- What is required -
Copy, from the entries below, each line where the word "nurse" can be found.

-- Start of Material for the task --

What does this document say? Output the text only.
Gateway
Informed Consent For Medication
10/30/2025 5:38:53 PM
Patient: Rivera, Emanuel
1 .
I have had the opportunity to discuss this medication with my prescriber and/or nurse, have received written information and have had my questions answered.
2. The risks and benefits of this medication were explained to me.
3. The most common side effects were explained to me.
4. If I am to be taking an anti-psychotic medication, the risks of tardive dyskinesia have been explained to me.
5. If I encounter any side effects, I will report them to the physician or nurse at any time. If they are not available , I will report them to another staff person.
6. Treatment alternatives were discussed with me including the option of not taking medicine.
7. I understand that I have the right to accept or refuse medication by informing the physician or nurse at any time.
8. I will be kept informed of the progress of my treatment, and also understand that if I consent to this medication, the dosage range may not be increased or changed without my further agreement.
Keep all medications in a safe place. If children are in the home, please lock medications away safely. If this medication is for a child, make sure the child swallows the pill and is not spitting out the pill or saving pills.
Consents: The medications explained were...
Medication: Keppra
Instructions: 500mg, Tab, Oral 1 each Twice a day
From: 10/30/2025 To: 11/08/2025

-- End of Material for the task --
-- Start of Material for the task --

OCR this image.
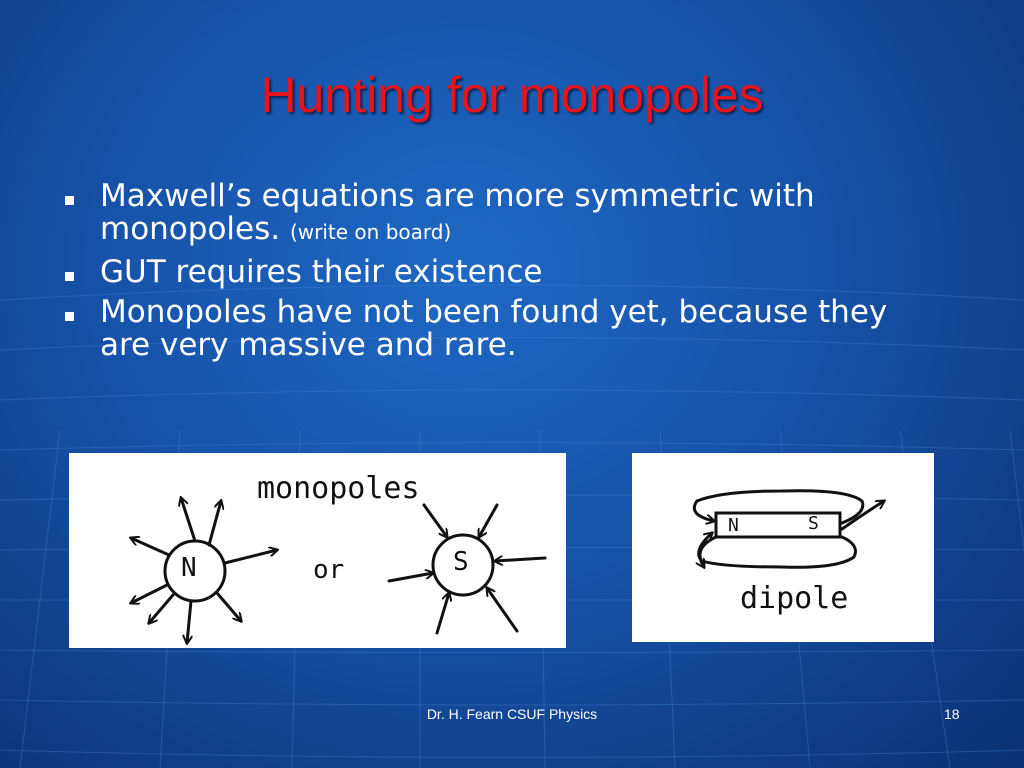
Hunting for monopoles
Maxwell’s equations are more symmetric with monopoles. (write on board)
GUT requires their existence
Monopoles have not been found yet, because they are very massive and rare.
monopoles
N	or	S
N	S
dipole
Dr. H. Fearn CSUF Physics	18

-- End of Material for the task --
-- Start of Material for the task --

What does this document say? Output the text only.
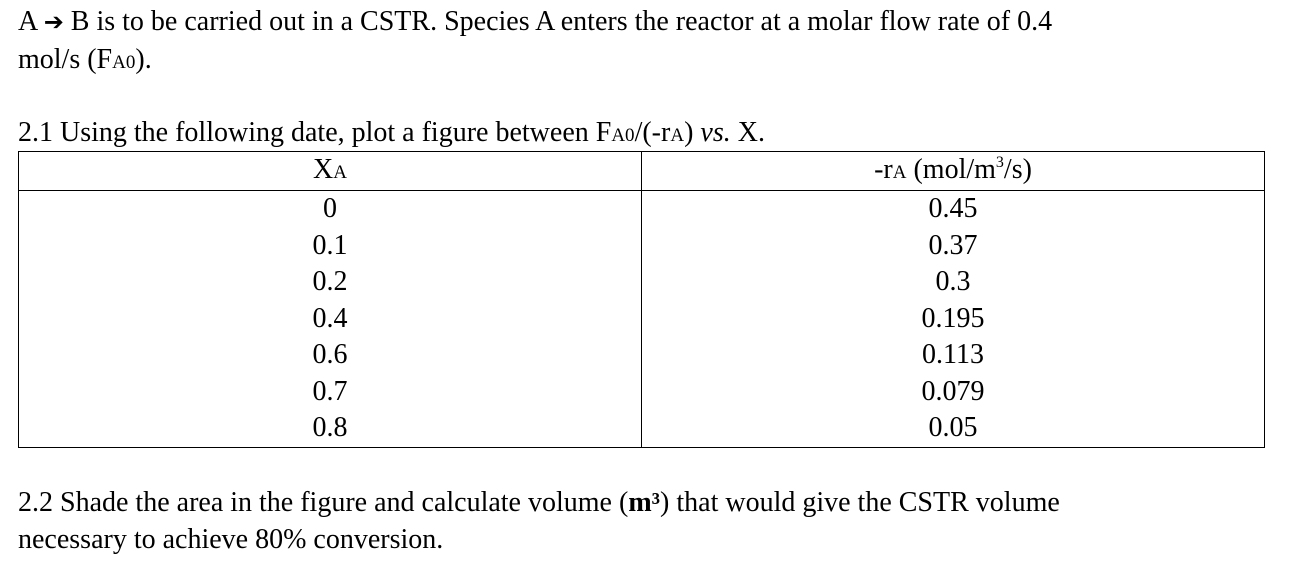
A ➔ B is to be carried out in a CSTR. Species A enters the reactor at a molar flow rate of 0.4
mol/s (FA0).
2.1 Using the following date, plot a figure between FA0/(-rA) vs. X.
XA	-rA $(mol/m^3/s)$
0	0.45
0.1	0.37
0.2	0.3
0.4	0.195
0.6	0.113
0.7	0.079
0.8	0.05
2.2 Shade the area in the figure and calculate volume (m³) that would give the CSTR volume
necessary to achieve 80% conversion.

-- End of Material for the task --

- Response below -
I have had the opportunity to discuss this medication with my prescriber and/or nurse, have received written information and have had my questions answered.
5. If I encounter any side effects, I will report them to the physician or nurse at any time. If they are not available , I will report them to another staff person.
7. I understand that I have the right to accept or refuse medication by informing the physician or nurse at any time.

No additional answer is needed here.